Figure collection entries
....

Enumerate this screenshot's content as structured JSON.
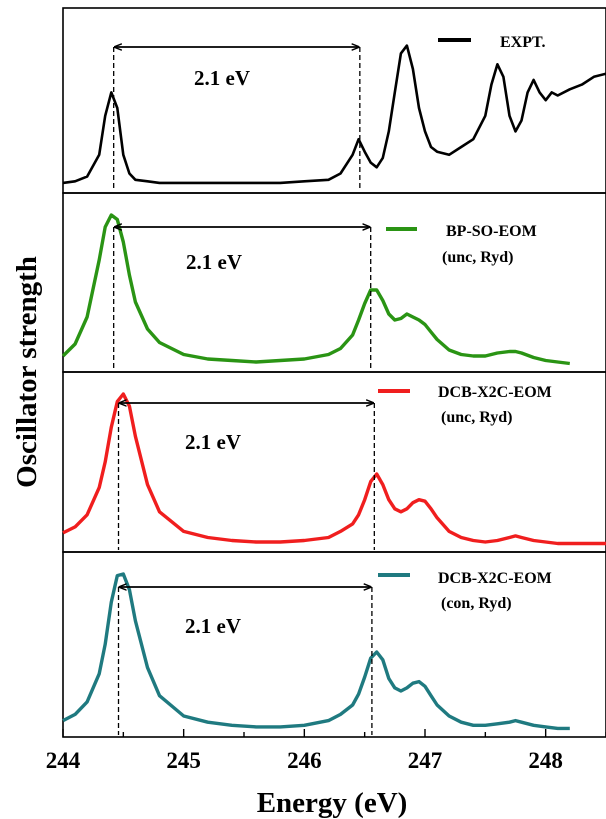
{
  "chart_data": {
    "type": "line",
    "xlabel": "Energy (eV)",
    "ylabel": "Oscillator strength",
    "xlim": [
      244,
      248.5
    ],
    "xticks": [
      244,
      245,
      246,
      247,
      248
    ],
    "xtick_labels": [
      "244",
      "245",
      "246",
      "247",
      "248"
    ],
    "ylim": [
      0,
      1
    ],
    "grid": false,
    "panels": [
      {
        "legend": [
          "EXPT."
        ],
        "color": "#000000",
        "gap_label": "2.1 eV",
        "markers": [
          244.42,
          246.46
        ],
        "x": [
          244.0,
          244.1,
          244.2,
          244.3,
          244.35,
          244.4,
          244.45,
          244.5,
          244.55,
          244.6,
          244.7,
          244.8,
          245.0,
          245.2,
          245.4,
          245.6,
          245.8,
          246.0,
          246.2,
          246.3,
          246.4,
          246.45,
          246.5,
          246.55,
          246.6,
          246.65,
          246.7,
          246.75,
          246.8,
          246.85,
          246.9,
          246.95,
          247.0,
          247.05,
          247.1,
          247.2,
          247.3,
          247.4,
          247.5,
          247.55,
          247.6,
          247.65,
          247.7,
          247.75,
          247.8,
          247.85,
          247.9,
          247.95,
          248.0,
          248.05,
          248.1,
          248.2,
          248.3,
          248.4,
          248.5
        ],
        "values": [
          0.02,
          0.03,
          0.06,
          0.2,
          0.45,
          0.6,
          0.5,
          0.2,
          0.08,
          0.04,
          0.03,
          0.02,
          0.02,
          0.02,
          0.02,
          0.02,
          0.02,
          0.03,
          0.04,
          0.08,
          0.2,
          0.3,
          0.22,
          0.15,
          0.12,
          0.18,
          0.35,
          0.6,
          0.85,
          0.9,
          0.75,
          0.5,
          0.35,
          0.25,
          0.22,
          0.2,
          0.25,
          0.3,
          0.45,
          0.65,
          0.78,
          0.7,
          0.45,
          0.35,
          0.42,
          0.6,
          0.68,
          0.6,
          0.55,
          0.6,
          0.58,
          0.62,
          0.65,
          0.7,
          0.72
        ]
      },
      {
        "legend": [
          "BP-SO-EOM",
          "(unc, Ryd)"
        ],
        "color": "#2a9414",
        "gap_label": "2.1 eV",
        "markers": [
          244.42,
          246.55
        ],
        "x": [
          244.0,
          244.1,
          244.2,
          244.3,
          244.35,
          244.4,
          244.45,
          244.5,
          244.55,
          244.6,
          244.7,
          244.8,
          245.0,
          245.2,
          245.4,
          245.6,
          245.8,
          246.0,
          246.2,
          246.3,
          246.4,
          246.45,
          246.5,
          246.55,
          246.6,
          246.65,
          246.7,
          246.75,
          246.8,
          246.85,
          246.9,
          246.95,
          247.0,
          247.05,
          247.1,
          247.2,
          247.3,
          247.4,
          247.5,
          247.6,
          247.7,
          247.75,
          247.8,
          247.9,
          248.0,
          248.1,
          248.2
        ],
        "values": [
          0.06,
          0.14,
          0.32,
          0.7,
          0.92,
          1.0,
          0.97,
          0.82,
          0.6,
          0.42,
          0.24,
          0.15,
          0.07,
          0.04,
          0.03,
          0.02,
          0.03,
          0.04,
          0.07,
          0.11,
          0.2,
          0.3,
          0.41,
          0.5,
          0.5,
          0.43,
          0.34,
          0.3,
          0.31,
          0.34,
          0.32,
          0.3,
          0.27,
          0.22,
          0.17,
          0.1,
          0.07,
          0.06,
          0.06,
          0.08,
          0.09,
          0.09,
          0.08,
          0.05,
          0.03,
          0.02,
          0.01
        ]
      },
      {
        "legend": [
          "DCB-X2C-EOM",
          "(unc, Ryd)"
        ],
        "color": "#f01e1e",
        "gap_label": "2.1 eV",
        "markers": [
          244.46,
          246.58
        ],
        "x": [
          244.0,
          244.1,
          244.2,
          244.3,
          244.35,
          244.4,
          244.45,
          244.5,
          244.55,
          244.6,
          244.7,
          244.8,
          245.0,
          245.2,
          245.4,
          245.6,
          245.8,
          246.0,
          246.2,
          246.3,
          246.4,
          246.45,
          246.5,
          246.55,
          246.6,
          246.65,
          246.7,
          246.75,
          246.8,
          246.85,
          246.9,
          246.95,
          247.0,
          247.05,
          247.1,
          247.2,
          247.3,
          247.4,
          247.5,
          247.6,
          247.7,
          247.75,
          247.8,
          247.9,
          248.0,
          248.1,
          248.2,
          248.3,
          248.4,
          248.5
        ],
        "values": [
          0.08,
          0.12,
          0.2,
          0.38,
          0.55,
          0.78,
          0.95,
          1.0,
          0.92,
          0.72,
          0.4,
          0.22,
          0.09,
          0.05,
          0.03,
          0.02,
          0.02,
          0.03,
          0.05,
          0.09,
          0.14,
          0.2,
          0.3,
          0.42,
          0.47,
          0.4,
          0.3,
          0.24,
          0.22,
          0.24,
          0.28,
          0.3,
          0.29,
          0.24,
          0.18,
          0.09,
          0.05,
          0.03,
          0.02,
          0.03,
          0.05,
          0.06,
          0.05,
          0.03,
          0.02,
          0.01,
          0.01,
          0.01,
          0.01,
          0.01
        ]
      },
      {
        "legend": [
          "DCB-X2C-EOM",
          "(con, Ryd)"
        ],
        "color": "#1f7a80",
        "gap_label": "2.1 eV",
        "markers": [
          244.46,
          246.56
        ],
        "x": [
          244.0,
          244.1,
          244.2,
          244.3,
          244.35,
          244.4,
          244.45,
          244.5,
          244.55,
          244.6,
          244.7,
          244.8,
          245.0,
          245.2,
          245.4,
          245.6,
          245.8,
          246.0,
          246.2,
          246.3,
          246.4,
          246.45,
          246.5,
          246.55,
          246.6,
          246.65,
          246.7,
          246.75,
          246.8,
          246.85,
          246.9,
          246.95,
          247.0,
          247.05,
          247.1,
          247.2,
          247.3,
          247.4,
          247.5,
          247.6,
          247.7,
          247.75,
          247.8,
          247.9,
          248.0,
          248.1,
          248.2
        ],
        "values": [
          0.06,
          0.1,
          0.18,
          0.36,
          0.55,
          0.82,
          0.99,
          1.0,
          0.9,
          0.7,
          0.4,
          0.22,
          0.09,
          0.05,
          0.03,
          0.02,
          0.02,
          0.03,
          0.06,
          0.1,
          0.16,
          0.23,
          0.34,
          0.46,
          0.5,
          0.45,
          0.33,
          0.27,
          0.25,
          0.27,
          0.3,
          0.31,
          0.28,
          0.22,
          0.16,
          0.09,
          0.05,
          0.03,
          0.03,
          0.04,
          0.05,
          0.06,
          0.05,
          0.03,
          0.02,
          0.01,
          0.01
        ]
      }
    ]
  }
}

....

[Requirements] In the entries above, find lines with "color" and copy each.

[Right answer]
        "color": "#000000",
        "color": "#2a9414",
        "color": "#f01e1e",
        "color": "#1f7a80",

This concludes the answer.